Challenge :: From the listing below, tally the lines that include "procedure". Return only the total.

___

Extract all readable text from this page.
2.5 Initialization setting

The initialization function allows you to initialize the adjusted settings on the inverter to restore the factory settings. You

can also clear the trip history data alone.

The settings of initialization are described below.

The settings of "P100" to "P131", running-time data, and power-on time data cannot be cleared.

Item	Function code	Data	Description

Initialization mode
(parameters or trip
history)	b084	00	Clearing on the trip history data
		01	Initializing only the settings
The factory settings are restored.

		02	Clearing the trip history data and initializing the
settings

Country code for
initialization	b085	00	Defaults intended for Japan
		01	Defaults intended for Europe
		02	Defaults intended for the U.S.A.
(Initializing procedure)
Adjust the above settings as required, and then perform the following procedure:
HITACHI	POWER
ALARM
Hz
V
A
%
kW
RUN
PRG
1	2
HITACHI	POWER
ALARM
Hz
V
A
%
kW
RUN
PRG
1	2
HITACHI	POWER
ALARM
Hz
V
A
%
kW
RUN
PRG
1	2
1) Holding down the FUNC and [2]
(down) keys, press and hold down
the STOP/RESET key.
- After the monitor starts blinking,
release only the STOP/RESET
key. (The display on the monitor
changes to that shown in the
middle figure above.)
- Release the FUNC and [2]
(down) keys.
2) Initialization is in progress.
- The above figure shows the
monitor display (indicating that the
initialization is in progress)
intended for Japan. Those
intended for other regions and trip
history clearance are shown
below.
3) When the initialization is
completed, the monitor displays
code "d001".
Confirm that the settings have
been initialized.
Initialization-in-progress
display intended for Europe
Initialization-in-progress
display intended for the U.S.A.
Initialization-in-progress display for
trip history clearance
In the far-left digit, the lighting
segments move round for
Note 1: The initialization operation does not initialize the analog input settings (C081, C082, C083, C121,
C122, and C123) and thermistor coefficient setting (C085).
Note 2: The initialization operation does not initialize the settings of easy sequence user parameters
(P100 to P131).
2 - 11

___

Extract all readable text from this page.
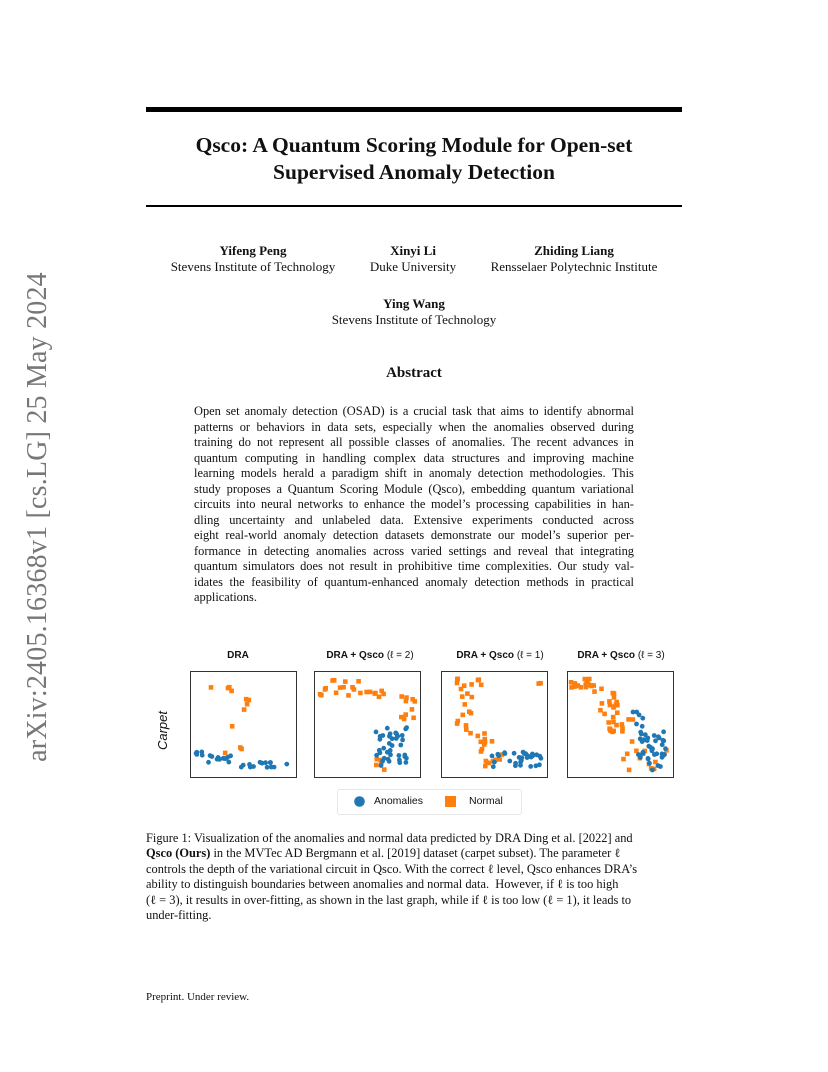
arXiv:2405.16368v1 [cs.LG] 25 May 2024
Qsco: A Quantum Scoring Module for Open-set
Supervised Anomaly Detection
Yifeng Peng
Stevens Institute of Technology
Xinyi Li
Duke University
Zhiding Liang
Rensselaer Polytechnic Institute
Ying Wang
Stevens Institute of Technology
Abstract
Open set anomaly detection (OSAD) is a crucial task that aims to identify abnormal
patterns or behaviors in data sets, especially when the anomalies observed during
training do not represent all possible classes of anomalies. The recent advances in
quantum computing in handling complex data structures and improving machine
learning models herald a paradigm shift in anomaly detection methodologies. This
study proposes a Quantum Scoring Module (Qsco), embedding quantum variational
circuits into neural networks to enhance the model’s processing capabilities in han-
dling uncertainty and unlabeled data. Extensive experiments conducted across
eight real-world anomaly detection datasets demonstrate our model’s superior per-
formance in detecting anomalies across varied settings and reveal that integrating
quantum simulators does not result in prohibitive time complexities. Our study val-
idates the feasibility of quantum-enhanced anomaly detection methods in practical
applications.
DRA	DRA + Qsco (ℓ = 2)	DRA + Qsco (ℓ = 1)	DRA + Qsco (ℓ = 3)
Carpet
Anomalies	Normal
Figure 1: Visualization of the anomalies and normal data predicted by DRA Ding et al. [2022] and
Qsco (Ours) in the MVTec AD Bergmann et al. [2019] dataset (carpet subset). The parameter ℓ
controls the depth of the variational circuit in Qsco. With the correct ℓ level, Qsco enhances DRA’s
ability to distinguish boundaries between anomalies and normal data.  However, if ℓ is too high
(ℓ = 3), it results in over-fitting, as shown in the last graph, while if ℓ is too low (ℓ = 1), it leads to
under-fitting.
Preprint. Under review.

___

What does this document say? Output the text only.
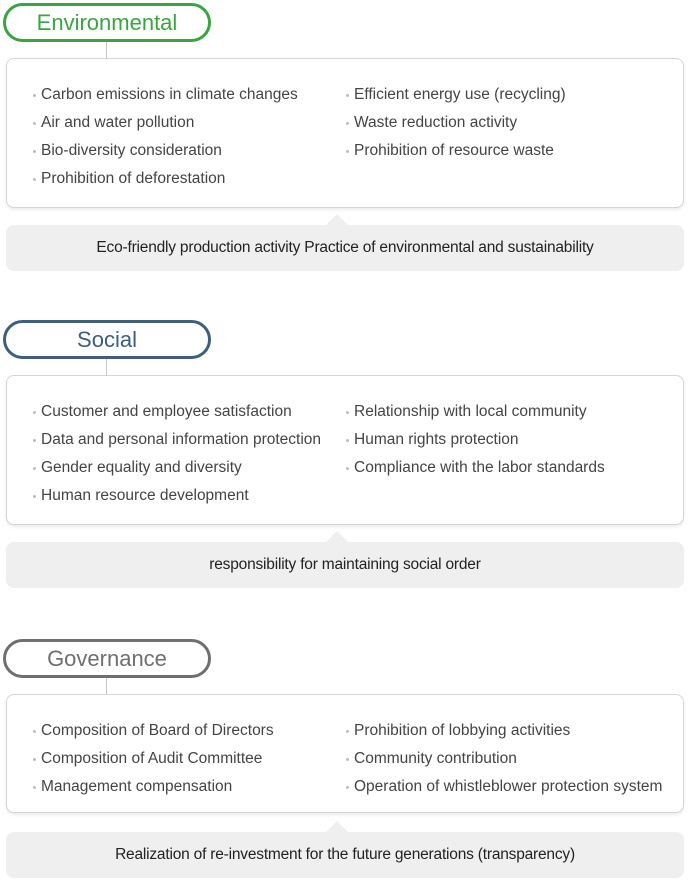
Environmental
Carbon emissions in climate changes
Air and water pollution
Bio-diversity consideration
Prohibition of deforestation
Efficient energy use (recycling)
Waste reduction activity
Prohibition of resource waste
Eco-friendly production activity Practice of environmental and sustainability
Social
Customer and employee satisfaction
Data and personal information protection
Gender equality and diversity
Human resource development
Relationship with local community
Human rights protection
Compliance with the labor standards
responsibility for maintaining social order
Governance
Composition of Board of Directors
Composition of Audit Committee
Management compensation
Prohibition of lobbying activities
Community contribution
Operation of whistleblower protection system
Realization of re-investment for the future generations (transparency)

___

Expected answer :: 2